- [Task instructions]: Print the post about mandatory Minecraft classes in its entirety, word for word.

- [Excerpted text]:
= = = = = = =
OK, so some of this week’s questions are: Is there evidence that multimedia aids in learning? What is it? Do games impact learning? Does creating multimedia, rather than viewing or interacting with it, play a role in learning?
So as I mentioned in my introduction, I work at a Swedish high school called Viktor Rydberg. We have a jr. high as well, and we share the same building. VRG has had a 1-1 laptop programme for about 5-6 years now, and the school often makes the news for its apparently progressive IT profile. That, compounded with Sweden’s apparently progressive brand in the world, means we often get launched right into the international media. The latest news about VRG has made its way to Gizmag, Edudemic and lots of other techno-centric educational websites. Our jr high has put mandatory Minecraft classes on the curriculum for 13 year olds. You can read more about this on Edudemic here. The Gizmag article is here. According to the teacher in charge of these classes, “They learn about city planning, environmental issues, getting things done, and even how to plan for the future,” (Monika Ekman in Gizmag).
In looking around for responses to this, I find the majority of educators writing about Minecraft in the classroom are immensely positive about it, because it is engaging and motivating. It meets kids where they are. They seem to also be able to list certain skill sets and curricular goals Minecraft can meet. I have even found a graduate student who is working on gamification in the classroom, who posts glowingly about Minecraft here.
= = = = = = =
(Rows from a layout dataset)
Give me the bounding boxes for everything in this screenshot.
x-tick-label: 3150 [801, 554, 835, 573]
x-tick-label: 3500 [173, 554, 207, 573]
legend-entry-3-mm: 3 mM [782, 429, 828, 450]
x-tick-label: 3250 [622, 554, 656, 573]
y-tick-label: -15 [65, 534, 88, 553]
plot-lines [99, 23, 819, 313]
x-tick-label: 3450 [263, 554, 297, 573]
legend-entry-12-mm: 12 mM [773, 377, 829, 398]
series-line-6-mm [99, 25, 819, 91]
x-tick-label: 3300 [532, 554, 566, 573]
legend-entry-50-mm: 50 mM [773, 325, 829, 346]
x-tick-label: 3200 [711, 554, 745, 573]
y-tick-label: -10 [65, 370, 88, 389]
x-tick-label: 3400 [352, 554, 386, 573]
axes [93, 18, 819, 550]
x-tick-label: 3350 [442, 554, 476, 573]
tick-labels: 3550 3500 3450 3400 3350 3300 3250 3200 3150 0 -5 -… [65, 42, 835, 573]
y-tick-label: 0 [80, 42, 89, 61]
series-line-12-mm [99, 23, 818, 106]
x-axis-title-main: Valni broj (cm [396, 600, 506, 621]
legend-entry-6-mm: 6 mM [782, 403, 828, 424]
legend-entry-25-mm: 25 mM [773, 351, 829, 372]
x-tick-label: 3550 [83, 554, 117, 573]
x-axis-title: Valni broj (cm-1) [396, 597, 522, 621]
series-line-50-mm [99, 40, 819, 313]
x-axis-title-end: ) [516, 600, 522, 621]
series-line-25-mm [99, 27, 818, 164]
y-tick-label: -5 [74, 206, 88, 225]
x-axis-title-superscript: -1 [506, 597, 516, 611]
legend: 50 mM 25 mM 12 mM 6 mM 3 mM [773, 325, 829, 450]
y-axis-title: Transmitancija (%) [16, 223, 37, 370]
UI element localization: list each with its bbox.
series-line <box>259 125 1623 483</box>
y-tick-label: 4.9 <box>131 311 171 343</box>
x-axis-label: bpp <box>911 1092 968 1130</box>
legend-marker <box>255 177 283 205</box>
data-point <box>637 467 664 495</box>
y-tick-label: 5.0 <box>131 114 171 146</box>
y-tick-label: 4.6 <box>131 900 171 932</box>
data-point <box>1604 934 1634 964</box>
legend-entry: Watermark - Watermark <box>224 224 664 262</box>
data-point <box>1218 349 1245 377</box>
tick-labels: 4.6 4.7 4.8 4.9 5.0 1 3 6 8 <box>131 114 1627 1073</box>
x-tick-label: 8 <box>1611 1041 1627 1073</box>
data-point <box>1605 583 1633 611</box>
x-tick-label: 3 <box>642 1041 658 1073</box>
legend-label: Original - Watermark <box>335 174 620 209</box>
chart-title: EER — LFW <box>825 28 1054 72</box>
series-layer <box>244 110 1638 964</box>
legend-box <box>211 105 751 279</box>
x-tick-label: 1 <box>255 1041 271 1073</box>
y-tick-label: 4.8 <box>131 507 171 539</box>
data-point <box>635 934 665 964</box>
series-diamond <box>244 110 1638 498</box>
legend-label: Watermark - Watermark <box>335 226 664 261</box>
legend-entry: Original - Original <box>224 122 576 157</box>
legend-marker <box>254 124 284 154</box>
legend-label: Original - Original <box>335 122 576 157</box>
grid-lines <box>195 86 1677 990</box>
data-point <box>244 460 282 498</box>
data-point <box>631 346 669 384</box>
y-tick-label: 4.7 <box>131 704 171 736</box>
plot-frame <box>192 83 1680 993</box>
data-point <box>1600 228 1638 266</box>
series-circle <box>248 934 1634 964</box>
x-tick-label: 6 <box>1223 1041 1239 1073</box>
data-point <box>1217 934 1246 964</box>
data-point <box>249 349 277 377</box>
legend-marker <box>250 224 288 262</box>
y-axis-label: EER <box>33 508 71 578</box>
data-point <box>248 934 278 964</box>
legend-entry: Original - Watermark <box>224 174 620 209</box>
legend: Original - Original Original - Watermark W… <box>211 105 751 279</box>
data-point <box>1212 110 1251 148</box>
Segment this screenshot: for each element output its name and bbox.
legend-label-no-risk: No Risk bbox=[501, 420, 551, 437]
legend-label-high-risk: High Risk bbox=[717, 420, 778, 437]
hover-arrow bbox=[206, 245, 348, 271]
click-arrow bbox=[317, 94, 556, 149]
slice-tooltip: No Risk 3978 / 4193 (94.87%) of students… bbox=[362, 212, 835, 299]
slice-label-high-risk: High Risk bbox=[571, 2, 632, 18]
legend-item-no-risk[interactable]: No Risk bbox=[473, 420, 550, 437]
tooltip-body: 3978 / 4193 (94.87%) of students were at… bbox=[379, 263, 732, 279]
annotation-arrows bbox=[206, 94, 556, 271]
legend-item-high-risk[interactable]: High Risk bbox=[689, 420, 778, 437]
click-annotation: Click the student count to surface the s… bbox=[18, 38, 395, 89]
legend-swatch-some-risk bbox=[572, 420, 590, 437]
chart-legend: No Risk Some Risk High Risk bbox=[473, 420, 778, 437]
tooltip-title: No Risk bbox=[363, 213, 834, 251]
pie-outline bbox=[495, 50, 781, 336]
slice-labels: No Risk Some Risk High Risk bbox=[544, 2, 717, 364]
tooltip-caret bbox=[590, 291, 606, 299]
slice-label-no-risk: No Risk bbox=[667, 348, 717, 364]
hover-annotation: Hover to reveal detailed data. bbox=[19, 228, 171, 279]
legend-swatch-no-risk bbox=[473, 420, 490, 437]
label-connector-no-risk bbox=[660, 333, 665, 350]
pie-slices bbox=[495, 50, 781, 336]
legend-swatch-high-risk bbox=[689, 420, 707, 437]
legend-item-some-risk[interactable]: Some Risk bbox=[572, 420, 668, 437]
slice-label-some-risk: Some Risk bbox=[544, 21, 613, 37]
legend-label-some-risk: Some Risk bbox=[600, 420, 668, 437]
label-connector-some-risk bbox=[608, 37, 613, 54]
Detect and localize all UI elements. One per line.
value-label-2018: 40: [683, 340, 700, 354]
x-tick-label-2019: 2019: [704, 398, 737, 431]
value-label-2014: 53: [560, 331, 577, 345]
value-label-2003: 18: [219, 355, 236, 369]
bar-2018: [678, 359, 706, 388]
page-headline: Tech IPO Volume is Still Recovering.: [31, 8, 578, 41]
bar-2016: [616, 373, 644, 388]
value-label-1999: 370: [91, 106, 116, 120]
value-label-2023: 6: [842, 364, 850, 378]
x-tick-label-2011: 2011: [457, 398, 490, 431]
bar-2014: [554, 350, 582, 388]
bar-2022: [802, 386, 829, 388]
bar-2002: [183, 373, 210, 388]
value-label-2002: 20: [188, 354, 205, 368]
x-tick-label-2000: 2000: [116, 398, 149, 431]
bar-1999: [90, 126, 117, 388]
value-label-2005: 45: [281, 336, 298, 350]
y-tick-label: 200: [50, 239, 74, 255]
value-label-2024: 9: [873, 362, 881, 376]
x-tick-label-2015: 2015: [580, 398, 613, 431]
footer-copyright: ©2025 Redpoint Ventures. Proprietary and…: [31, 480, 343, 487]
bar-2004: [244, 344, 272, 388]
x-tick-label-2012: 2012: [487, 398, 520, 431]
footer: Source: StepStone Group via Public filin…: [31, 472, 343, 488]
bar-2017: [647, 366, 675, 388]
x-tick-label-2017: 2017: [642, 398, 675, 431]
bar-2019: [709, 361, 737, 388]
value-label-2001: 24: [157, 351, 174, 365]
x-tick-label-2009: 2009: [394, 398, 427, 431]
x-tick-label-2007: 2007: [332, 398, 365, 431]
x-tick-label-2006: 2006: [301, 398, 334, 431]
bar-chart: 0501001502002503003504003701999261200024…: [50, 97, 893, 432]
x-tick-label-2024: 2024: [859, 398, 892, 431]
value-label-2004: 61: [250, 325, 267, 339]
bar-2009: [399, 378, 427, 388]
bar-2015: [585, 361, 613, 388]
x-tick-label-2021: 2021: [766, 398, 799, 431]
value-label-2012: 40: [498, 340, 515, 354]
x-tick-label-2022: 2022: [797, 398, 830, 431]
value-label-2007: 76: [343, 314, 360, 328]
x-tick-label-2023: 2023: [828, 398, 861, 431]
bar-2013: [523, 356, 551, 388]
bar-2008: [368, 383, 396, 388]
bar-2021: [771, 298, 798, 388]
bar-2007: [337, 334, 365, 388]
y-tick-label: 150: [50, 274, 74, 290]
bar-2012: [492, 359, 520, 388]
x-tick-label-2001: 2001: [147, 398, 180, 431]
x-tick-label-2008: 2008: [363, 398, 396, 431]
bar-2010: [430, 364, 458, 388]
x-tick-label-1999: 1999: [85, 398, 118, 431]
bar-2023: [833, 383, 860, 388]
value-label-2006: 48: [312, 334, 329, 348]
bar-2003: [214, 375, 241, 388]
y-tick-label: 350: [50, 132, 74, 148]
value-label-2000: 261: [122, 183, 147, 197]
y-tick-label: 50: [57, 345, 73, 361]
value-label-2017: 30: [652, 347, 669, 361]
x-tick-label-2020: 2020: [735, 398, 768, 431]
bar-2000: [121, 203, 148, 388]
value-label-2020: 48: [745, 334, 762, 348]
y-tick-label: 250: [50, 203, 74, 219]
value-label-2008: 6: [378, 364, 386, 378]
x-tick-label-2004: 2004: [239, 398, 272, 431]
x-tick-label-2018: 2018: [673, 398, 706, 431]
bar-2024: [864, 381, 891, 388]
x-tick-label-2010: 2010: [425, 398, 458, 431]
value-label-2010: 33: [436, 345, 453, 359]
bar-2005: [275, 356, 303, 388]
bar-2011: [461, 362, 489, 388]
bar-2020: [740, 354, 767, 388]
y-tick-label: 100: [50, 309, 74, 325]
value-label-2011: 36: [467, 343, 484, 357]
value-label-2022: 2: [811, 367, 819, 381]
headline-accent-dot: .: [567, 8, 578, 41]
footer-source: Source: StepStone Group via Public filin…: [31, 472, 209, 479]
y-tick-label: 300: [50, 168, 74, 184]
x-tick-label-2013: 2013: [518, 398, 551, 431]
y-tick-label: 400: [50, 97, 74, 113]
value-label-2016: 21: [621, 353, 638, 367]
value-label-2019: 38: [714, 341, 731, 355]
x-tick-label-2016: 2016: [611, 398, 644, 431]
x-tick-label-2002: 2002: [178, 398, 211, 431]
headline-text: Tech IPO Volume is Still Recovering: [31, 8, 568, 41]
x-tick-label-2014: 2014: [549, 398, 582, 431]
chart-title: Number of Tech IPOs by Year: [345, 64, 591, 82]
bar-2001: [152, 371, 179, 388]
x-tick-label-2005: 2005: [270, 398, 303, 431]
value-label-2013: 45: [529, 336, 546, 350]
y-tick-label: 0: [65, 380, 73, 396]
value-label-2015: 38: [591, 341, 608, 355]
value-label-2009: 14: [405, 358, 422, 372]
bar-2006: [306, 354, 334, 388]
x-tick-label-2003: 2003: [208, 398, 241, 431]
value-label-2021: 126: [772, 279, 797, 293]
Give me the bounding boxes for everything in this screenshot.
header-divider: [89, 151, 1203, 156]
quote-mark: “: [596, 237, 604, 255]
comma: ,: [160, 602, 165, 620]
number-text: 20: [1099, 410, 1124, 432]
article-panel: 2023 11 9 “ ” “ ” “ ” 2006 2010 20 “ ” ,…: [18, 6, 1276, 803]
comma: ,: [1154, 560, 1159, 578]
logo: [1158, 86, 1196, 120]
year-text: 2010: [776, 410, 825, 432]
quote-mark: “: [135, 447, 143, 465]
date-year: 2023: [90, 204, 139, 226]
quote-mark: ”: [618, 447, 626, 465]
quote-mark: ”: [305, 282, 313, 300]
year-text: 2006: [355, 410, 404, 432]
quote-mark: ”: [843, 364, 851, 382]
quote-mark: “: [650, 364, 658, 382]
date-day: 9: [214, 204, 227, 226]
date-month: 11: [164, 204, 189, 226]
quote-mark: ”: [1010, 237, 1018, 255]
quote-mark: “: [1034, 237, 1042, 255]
= = = = = = =
- [Answer for this exercise]:
OK, so some of this week’s questions are: Is there evidence that multimedia aids in learning? What is it? Do games impact learning? Does creating multimedia, rather than viewing or interacting with it, play a role in learning?
So as I mentioned in my introduction, I work at a Swedish high school called Viktor Rydberg. We have a jr. high as well, and we share the same building. VRG has had a 1-1 laptop programme for about 5-6 years now, and the school often makes the news for its apparently progressive IT profile. That, compounded with Sweden’s apparently progressive brand in the world, means we often get launched right into the international media. The latest news about VRG has made its way to Gizmag, Edudemic and lots of other techno-centric educational websites. Our jr high has put mandatory Minecraft classes on the curriculum for 13 year olds. You can read more about this on Edudemic here. The Gizmag article is here. According to the teacher in charge of these classes, “They learn about city planning, environmental issues, getting things done, and even how to plan for the future,” (Monika Ekman in Gizmag).
In looking around for responses to this, I find the majority of educators writing about Minecraft in the classroom are immensely positive about it, because it is engaging and motivating. It meets kids where they are. They seem to also be able to list certain skill sets and curricular goals Minecraft can meet. I have even found a graduate student who is working on gamification in the classroom, who posts glowingly about Minecraft here.